▸ Task requirements
Below are records to transcribe exactly, without their pictures.

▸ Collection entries
☆ ☆ ☆ ☆ ☆
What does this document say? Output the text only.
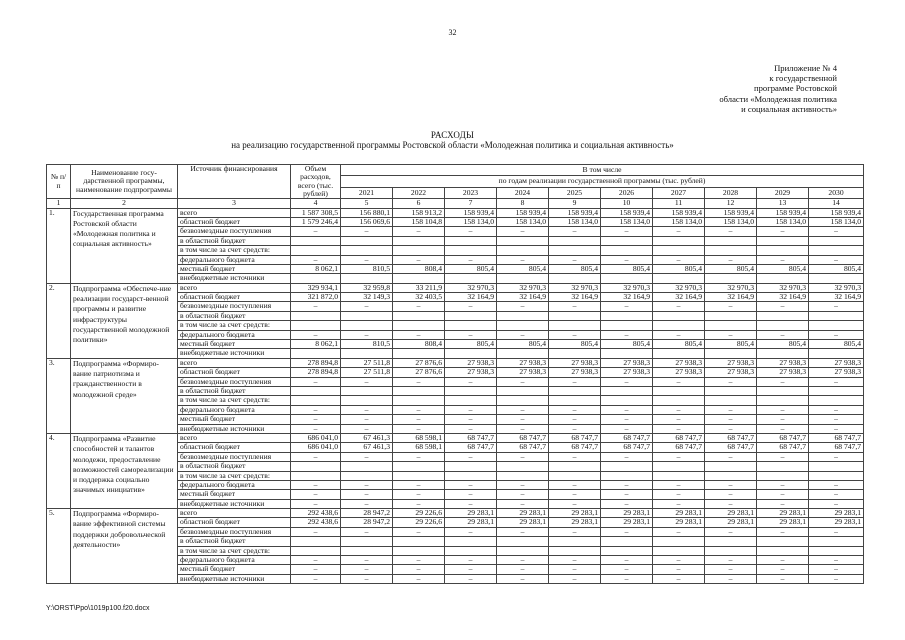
32
Приложение № 4
к государственной
программе Ростовской
области «Молодежная политика
и социальная активность»
РАСХОДЫ
на реализацию государственной программы Ростовской области «Молодежная политика и социальная активность»
№ п/п	Наименование госу-дарственной программы, наименование подпрограммы	Источник финансирования	Объем расходов, всего (тыс. рублей)	В том числе									
				по годам реализации государственной программы (тыс. рублей)									
				2021	2022	2023	2024	2025	2026	2027	2028	2029	2030
1	2	3	4	5	6	7	8	9	10	11	12	13	14
1.	Государственная программа Ростовской области «Молодежная политика и социальная активность»	всего	1 587 308,5	156 880,1	158 913,2	158 939,4	158 939,4	158 939,4	158 939,4	158 939,4	158 939,4	158 939,4	158 939,4
		областной бюджет	1 579 246,4	156 069,6	158 104,8	158 134,0	158 134,0	158 134,0	158 134,0	158 134,0	158 134,0	158 134,0	158 134,0
		безвозмездные поступления	–	–	–	–	–	–	–	–	–	–	–
		в областной бюджет											
		в том числе за счет средств:											
		федерального бюджета	–	–	–	–	–	–	–	–	–	–	–
		местный бюджет	8 062,1	810,5	808,4	805,4	805,4	805,4	805,4	805,4	805,4	805,4	805,4
		внебюджетные источники											
2.	Подпрограмма «Обеспече-ние реализации государст-венной программы и развитие инфраструктуры государственной молодежной политики»	всего	329 934,1	32 959,8	33 211,9	32 970,3	32 970,3	32 970,3	32 970,3	32 970,3	32 970,3	32 970,3	32 970,3
		областной бюджет	321 872,0	32 149,3	32 403,5	32 164,9	32 164,9	32 164,9	32 164,9	32 164,9	32 164,9	32 164,9	32 164,9
		безвозмездные поступления	–	–	–	–	–	–	–	–	–	–	–
		в областной бюджет											
		в том числе за счет средств:											
		федерального бюджета	–	–	–	–	–	–	–	–	–	–	–
		местный бюджет	8 062,1	810,5	808,4	805,4	805,4	805,4	805,4	805,4	805,4	805,4	805,4
		внебюджетные источники											
3.	Подпрограмма «Формиро-вание патриотизма и гражданственности в молодежной среде»	всего	278 894,8	27 511,8	27 876,6	27 938,3	27 938,3	27 938,3	27 938,3	27 938,3	27 938,3	27 938,3	27 938,3
		областной бюджет	278 894,8	27 511,8	27 876,6	27 938,3	27 938,3	27 938,3	27 938,3	27 938,3	27 938,3	27 938,3	27 938,3
		безвозмездные поступления	–	–	–	–	–	–	–	–	–	–	–
		в областной бюджет											
		в том числе за счет средств:											
		федерального бюджета	–	–	–	–	–	–	–	–	–	–	–
		местный бюджет	–	–	–	–	–	–	–	–	–	–	–
		внебюджетные источники	–	–	–	–	–	–	–	–	–	–	–
4.	Подпрограмма «Развитие способностей и талантов молодежи, предоставление возможностей самореализации и поддержка социально значимых инициатив»	всего	686 041,0	67 461,3	68 598,1	68 747,7	68 747,7	68 747,7	68 747,7	68 747,7	68 747,7	68 747,7	68 747,7
		областной бюджет	686 041,0	67 461,3	68 598,1	68 747,7	68 747,7	68 747,7	68 747,7	68 747,7	68 747,7	68 747,7	68 747,7
		безвозмездные поступления	–	–	–	–	–	–	–	–	–	–	–
		в областной бюджет											
		в том числе за счет средств:											
		федерального бюджета	–	–	–	–	–	–	–	–	–	–	–
		местный бюджет	–	–	–	–	–	–	–	–	–	–	–
		внебюджетные источники	–	–	–	–	–	–	–	–	–	–	–
5.	Подпрограмма «Формиро-вание эффективной системы поддержки добровольческой деятельности»	всего	292 438,6	28 947,2	29 226,6	29 283,1	29 283,1	29 283,1	29 283,1	29 283,1	29 283,1	29 283,1	29 283,1
		областной бюджет	292 438,6	28 947,2	29 226,6	29 283,1	29 283,1	29 283,1	29 283,1	29 283,1	29 283,1	29 283,1	29 283,1
		безвозмездные поступления	–	–	–	–	–	–	–	–	–	–	–
		в областной бюджет											
		в том числе за счет средств:											
		федерального бюджета	–	–	–	–	–	–	–	–	–	–	–
		местный бюджет	–	–	–	–	–	–	–	–	–	–	–
		внебюджетные источники	–	–	–	–	–	–	–	–	–	–	–
Y:\ORST\Ppo\1019p100.f20.docx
☆ ☆ ☆ ☆ ☆
▸ Solution to this exercise
What does this document say? Output the text only.
32
Приложение № 4
к государственной
программе Ростовской
области «Молодежная политика
и социальная активность»
РАСХОДЫ
на реализацию государственной программы Ростовской области «Молодежная политика и социальная активность»
№ п/п	Наименование госу-дарственной программы, наименование подпрограммы	Источник финансирования	Объем расходов, всего (тыс. рублей)	В том числе									
				по годам реализации государственной программы (тыс. рублей)									
				2021	2022	2023	2024	2025	2026	2027	2028	2029	2030
1	2	3	4	5	6	7	8	9	10	11	12	13	14
1.	Государственная программа Ростовской области «Молодежная политика и социальная активность»	всего	1 587 308,5	156 880,1	158 913,2	158 939,4	158 939,4	158 939,4	158 939,4	158 939,4	158 939,4	158 939,4	158 939,4
		областной бюджет	1 579 246,4	156 069,6	158 104,8	158 134,0	158 134,0	158 134,0	158 134,0	158 134,0	158 134,0	158 134,0	158 134,0
		безвозмездные поступления	–	–	–	–	–	–	–	–	–	–	–
		в областной бюджет											
		в том числе за счет средств:											
		федерального бюджета	–	–	–	–	–	–	–	–	–	–	–
		местный бюджет	8 062,1	810,5	808,4	805,4	805,4	805,4	805,4	805,4	805,4	805,4	805,4
		внебюджетные источники											
2.	Подпрограмма «Обеспече-ние реализации государст-венной программы и развитие инфраструктуры государственной молодежной политики»	всего	329 934,1	32 959,8	33 211,9	32 970,3	32 970,3	32 970,3	32 970,3	32 970,3	32 970,3	32 970,3	32 970,3
		областной бюджет	321 872,0	32 149,3	32 403,5	32 164,9	32 164,9	32 164,9	32 164,9	32 164,9	32 164,9	32 164,9	32 164,9
		безвозмездные поступления	–	–	–	–	–	–	–	–	–	–	–
		в областной бюджет											
		в том числе за счет средств:											
		федерального бюджета	–	–	–	–	–	–	–	–	–	–	–
		местный бюджет	8 062,1	810,5	808,4	805,4	805,4	805,4	805,4	805,4	805,4	805,4	805,4
		внебюджетные источники											
3.	Подпрограмма «Формиро-вание патриотизма и гражданственности в молодежной среде»	всего	278 894,8	27 511,8	27 876,6	27 938,3	27 938,3	27 938,3	27 938,3	27 938,3	27 938,3	27 938,3	27 938,3
		областной бюджет	278 894,8	27 511,8	27 876,6	27 938,3	27 938,3	27 938,3	27 938,3	27 938,3	27 938,3	27 938,3	27 938,3
		безвозмездные поступления	–	–	–	–	–	–	–	–	–	–	–
		в областной бюджет											
		в том числе за счет средств:											
		федерального бюджета	–	–	–	–	–	–	–	–	–	–	–
		местный бюджет	–	–	–	–	–	–	–	–	–	–	–
		внебюджетные источники	–	–	–	–	–	–	–	–	–	–	–
4.	Подпрограмма «Развитие способностей и талантов молодежи, предоставление возможностей самореализации и поддержка социально значимых инициатив»	всего	686 041,0	67 461,3	68 598,1	68 747,7	68 747,7	68 747,7	68 747,7	68 747,7	68 747,7	68 747,7	68 747,7
		областной бюджет	686 041,0	67 461,3	68 598,1	68 747,7	68 747,7	68 747,7	68 747,7	68 747,7	68 747,7	68 747,7	68 747,7
		безвозмездные поступления	–	–	–	–	–	–	–	–	–	–	–
		в областной бюджет											
		в том числе за счет средств:											
		федерального бюджета	–	–	–	–	–	–	–	–	–	–	–
		местный бюджет	–	–	–	–	–	–	–	–	–	–	–
		внебюджетные источники	–	–	–	–	–	–	–	–	–	–	–
5.	Подпрограмма «Формиро-вание эффективной системы поддержки добровольческой деятельности»	всего	292 438,6	28 947,2	29 226,6	29 283,1	29 283,1	29 283,1	29 283,1	29 283,1	29 283,1	29 283,1	29 283,1
		областной бюджет	292 438,6	28 947,2	29 226,6	29 283,1	29 283,1	29 283,1	29 283,1	29 283,1	29 283,1	29 283,1	29 283,1
		безвозмездные поступления	–	–	–	–	–	–	–	–	–	–	–
		в областной бюджет											
		в том числе за счет средств:											
		федерального бюджета	–	–	–	–	–	–	–	–	–	–	–
		местный бюджет	–	–	–	–	–	–	–	–	–	–	–
		внебюджетные источники	–	–	–	–	–	–	–	–	–	–	–
Y:\ORST\Ppo\1019p100.f20.docx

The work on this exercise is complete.